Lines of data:
....
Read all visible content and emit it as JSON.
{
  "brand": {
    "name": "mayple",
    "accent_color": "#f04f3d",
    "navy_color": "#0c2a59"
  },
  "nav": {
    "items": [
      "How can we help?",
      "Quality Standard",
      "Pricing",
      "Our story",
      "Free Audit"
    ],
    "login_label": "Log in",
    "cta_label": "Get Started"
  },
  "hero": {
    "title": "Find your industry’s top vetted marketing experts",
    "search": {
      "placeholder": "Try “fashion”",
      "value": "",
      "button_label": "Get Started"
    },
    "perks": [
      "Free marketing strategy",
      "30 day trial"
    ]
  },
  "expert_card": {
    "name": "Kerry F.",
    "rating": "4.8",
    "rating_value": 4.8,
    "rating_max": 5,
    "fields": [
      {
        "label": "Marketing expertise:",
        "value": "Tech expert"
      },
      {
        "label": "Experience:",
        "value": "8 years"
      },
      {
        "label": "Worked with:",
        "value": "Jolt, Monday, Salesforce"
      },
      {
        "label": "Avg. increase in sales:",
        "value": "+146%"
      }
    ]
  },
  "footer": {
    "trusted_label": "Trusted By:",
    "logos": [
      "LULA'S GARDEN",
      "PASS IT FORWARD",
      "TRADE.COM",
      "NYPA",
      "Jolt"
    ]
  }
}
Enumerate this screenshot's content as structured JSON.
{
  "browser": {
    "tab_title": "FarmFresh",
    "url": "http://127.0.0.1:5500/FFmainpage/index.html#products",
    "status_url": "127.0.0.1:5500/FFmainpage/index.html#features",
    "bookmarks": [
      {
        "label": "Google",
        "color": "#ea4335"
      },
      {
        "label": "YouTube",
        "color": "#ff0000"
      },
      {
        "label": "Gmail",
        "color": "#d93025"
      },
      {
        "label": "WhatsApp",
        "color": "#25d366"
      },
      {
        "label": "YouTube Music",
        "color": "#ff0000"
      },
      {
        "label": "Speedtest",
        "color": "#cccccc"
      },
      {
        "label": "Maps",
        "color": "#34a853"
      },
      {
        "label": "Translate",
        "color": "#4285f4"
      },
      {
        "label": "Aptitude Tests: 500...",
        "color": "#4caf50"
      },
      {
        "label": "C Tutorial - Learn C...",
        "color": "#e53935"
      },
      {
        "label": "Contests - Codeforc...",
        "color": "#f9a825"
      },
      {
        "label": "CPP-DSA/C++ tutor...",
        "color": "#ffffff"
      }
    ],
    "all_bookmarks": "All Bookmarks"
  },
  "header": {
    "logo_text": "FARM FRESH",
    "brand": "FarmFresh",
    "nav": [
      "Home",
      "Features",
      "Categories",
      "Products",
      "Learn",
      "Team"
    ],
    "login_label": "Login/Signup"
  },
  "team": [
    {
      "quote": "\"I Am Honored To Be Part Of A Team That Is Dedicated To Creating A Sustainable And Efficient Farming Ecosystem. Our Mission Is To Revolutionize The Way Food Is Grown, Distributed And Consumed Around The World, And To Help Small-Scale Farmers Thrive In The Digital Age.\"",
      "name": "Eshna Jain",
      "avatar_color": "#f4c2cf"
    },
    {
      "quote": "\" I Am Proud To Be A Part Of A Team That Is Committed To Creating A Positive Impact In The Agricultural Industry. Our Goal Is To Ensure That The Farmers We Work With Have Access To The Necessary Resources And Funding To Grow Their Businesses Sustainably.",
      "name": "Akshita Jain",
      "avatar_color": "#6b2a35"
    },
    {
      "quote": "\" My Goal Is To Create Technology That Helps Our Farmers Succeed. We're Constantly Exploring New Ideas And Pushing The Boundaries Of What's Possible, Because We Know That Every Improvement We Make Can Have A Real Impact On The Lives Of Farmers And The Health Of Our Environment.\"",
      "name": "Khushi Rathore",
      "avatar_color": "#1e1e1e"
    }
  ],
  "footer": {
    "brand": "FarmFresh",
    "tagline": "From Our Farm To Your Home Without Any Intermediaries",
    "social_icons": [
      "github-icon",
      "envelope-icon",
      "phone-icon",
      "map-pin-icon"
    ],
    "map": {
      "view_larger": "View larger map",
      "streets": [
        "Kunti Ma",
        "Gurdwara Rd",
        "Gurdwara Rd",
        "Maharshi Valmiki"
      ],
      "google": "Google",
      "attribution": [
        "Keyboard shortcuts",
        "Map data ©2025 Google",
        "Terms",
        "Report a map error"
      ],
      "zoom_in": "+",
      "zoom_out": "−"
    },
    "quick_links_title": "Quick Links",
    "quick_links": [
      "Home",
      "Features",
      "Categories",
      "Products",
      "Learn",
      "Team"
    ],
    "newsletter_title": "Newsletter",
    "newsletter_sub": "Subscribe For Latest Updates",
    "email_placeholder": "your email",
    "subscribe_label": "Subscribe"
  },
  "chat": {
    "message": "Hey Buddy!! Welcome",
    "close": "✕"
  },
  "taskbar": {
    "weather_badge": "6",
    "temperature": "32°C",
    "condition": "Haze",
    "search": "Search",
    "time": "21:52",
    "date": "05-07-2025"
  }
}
....
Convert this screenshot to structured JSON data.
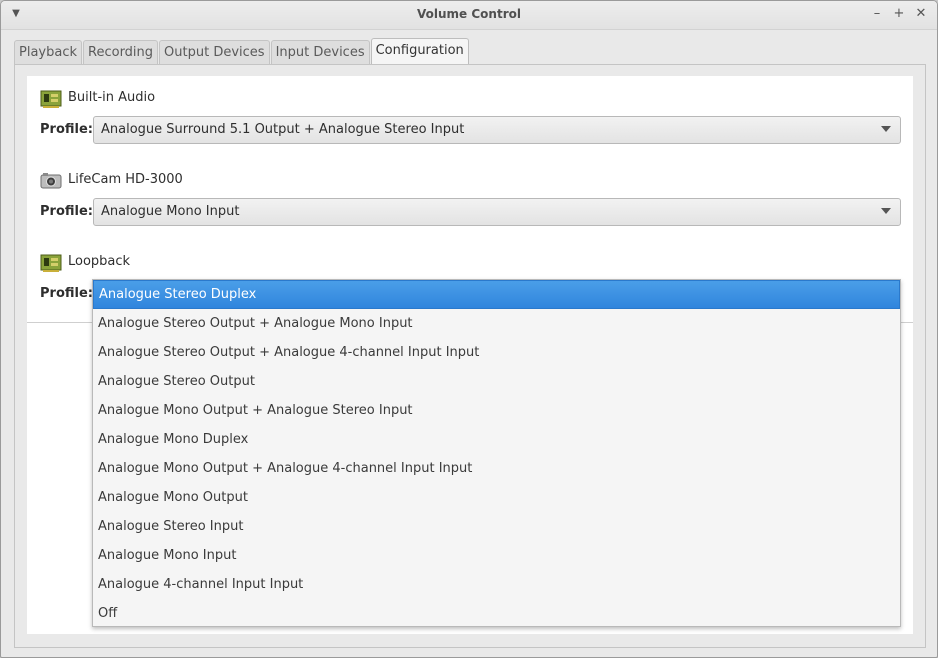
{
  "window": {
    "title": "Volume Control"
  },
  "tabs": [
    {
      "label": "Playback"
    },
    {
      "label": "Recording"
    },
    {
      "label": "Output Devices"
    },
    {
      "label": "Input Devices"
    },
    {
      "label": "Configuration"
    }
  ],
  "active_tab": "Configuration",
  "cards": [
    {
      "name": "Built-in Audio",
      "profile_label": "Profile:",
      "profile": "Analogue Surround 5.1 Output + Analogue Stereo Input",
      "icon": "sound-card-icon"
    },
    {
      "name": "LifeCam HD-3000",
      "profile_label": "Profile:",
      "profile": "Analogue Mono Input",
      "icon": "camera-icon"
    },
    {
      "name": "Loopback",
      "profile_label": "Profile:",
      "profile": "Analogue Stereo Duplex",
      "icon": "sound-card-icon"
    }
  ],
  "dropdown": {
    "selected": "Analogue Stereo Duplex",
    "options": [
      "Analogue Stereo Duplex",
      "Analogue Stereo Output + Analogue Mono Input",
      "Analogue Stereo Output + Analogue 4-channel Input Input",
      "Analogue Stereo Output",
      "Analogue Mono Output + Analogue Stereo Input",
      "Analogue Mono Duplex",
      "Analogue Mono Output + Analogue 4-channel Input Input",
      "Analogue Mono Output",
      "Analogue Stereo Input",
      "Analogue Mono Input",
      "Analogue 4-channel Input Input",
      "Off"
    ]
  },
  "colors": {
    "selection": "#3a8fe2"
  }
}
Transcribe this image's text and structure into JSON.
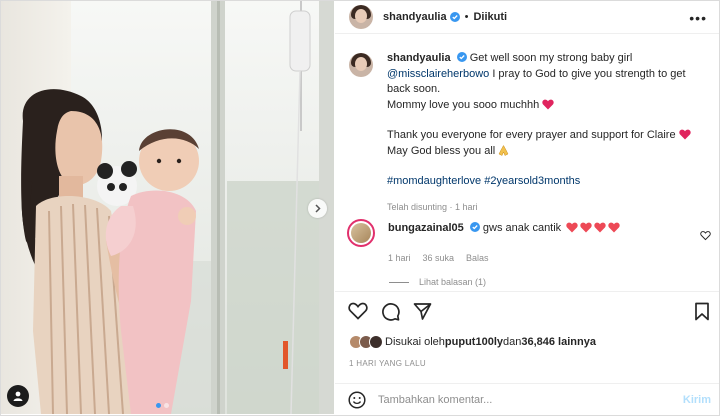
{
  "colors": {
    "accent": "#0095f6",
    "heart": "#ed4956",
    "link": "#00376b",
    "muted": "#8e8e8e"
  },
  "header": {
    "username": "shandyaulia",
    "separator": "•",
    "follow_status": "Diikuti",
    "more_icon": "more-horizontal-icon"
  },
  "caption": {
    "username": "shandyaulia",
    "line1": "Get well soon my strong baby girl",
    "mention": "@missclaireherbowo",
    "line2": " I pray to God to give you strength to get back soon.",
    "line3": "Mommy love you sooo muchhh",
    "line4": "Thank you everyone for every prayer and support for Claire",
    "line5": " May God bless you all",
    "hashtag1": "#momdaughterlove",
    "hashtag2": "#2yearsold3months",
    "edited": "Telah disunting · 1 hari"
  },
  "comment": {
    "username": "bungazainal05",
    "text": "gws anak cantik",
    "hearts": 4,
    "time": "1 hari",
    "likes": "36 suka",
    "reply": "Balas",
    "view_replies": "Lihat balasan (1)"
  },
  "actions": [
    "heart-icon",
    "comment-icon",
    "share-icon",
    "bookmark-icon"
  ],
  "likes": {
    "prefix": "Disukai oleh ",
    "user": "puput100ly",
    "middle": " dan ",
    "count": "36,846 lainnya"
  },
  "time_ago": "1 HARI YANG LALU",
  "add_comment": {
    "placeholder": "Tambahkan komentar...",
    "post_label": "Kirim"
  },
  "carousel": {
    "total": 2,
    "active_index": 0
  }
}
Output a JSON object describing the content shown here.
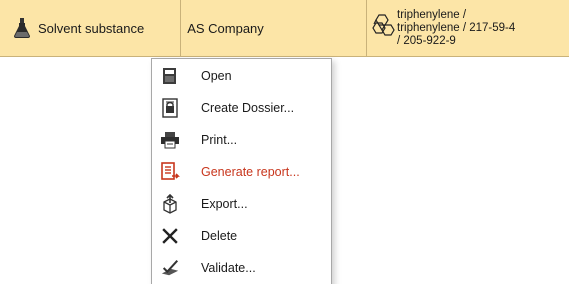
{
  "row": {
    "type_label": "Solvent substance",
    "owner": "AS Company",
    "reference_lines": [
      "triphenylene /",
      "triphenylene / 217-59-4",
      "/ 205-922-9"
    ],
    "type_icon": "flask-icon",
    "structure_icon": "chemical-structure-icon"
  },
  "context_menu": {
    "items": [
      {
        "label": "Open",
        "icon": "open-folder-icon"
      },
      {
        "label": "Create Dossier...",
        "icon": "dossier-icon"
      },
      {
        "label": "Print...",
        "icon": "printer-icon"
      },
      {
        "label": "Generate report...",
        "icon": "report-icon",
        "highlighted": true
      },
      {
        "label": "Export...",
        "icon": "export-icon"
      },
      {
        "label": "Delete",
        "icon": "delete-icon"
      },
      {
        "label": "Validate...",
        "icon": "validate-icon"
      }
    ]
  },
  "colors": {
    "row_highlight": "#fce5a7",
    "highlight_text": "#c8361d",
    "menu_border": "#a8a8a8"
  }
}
....
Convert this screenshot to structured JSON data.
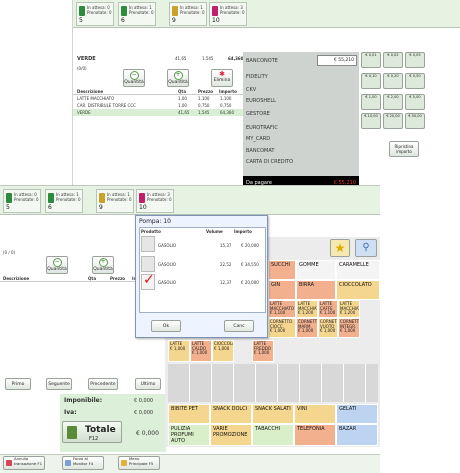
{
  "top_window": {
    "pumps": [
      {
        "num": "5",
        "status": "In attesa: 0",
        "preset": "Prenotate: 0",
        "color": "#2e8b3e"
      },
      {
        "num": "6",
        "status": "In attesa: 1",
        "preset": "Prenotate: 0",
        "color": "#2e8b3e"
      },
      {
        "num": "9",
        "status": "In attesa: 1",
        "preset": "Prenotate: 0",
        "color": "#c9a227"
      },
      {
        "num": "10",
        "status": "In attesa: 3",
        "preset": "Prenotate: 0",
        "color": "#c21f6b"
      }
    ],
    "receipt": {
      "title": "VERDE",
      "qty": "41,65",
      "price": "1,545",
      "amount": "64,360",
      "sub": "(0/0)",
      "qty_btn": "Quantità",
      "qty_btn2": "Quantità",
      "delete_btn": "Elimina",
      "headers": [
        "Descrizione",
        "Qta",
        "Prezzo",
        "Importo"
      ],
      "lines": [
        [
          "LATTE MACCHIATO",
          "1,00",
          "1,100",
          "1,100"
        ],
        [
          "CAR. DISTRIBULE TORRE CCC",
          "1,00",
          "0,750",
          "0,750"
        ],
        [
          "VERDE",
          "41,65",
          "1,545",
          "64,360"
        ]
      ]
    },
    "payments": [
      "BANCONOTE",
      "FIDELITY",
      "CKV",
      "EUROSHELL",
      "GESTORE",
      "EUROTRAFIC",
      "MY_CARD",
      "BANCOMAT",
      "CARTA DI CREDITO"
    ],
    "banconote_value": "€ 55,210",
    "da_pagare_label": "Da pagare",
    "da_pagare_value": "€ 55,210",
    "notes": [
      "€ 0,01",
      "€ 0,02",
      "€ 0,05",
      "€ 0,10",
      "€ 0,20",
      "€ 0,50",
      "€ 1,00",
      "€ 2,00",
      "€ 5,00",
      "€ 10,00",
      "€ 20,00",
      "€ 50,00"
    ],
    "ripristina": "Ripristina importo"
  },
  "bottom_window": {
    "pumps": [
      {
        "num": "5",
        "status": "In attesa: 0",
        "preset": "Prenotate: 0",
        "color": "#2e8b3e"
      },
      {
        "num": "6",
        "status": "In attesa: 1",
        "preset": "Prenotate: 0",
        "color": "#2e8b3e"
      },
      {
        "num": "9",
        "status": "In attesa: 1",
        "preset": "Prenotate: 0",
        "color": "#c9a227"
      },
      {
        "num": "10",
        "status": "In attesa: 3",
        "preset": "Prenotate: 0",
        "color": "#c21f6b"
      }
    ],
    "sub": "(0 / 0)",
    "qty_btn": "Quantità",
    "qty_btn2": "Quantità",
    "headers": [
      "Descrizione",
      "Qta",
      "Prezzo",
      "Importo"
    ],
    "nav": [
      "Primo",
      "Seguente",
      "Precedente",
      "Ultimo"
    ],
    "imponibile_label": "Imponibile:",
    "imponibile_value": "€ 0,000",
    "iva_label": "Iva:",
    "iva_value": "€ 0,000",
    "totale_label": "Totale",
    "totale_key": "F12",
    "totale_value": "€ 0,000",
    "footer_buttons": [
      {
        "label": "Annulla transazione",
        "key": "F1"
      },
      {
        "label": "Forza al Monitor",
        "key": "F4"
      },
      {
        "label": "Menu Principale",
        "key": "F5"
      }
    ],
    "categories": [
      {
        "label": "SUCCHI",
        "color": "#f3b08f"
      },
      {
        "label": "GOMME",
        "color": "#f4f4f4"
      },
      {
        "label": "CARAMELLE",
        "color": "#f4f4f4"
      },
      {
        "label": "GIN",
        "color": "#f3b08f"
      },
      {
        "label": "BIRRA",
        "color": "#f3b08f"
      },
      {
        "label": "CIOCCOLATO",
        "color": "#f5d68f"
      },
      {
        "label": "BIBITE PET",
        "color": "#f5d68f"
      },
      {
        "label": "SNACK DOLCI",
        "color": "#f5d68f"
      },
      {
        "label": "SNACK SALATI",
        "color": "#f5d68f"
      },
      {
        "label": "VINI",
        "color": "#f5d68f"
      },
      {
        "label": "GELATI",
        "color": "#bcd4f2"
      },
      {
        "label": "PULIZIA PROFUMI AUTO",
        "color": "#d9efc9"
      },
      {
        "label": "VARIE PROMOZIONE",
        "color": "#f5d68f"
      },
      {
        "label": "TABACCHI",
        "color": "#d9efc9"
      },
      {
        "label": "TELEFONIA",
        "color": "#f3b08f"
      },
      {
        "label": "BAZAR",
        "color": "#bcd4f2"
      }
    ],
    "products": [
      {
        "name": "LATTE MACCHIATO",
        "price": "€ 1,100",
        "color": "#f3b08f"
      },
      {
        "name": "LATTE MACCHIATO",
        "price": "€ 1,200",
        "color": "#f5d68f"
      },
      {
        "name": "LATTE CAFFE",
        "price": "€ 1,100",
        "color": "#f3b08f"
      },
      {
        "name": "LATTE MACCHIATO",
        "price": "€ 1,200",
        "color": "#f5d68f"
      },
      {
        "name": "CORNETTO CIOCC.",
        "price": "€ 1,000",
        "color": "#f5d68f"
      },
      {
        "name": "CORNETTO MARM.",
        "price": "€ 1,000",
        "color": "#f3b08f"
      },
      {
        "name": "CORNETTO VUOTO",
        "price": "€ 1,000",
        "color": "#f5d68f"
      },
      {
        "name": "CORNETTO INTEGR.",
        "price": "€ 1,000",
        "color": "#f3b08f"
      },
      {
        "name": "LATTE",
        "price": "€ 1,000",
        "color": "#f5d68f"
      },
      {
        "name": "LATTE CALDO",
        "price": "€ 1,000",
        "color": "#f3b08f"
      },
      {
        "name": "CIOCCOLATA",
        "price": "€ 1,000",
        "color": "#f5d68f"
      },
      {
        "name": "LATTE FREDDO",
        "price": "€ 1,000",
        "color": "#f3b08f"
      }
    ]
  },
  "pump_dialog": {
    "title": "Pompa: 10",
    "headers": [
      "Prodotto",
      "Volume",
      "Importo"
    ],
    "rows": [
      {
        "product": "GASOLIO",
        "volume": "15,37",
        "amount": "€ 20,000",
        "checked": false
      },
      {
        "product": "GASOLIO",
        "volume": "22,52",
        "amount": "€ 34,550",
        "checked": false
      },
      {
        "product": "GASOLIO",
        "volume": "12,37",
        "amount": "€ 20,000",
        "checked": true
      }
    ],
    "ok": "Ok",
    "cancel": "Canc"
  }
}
....
AIM
Using the material above, state how many lines include the string "Mono". Answer with a single number.

FINISHED ANSWER
7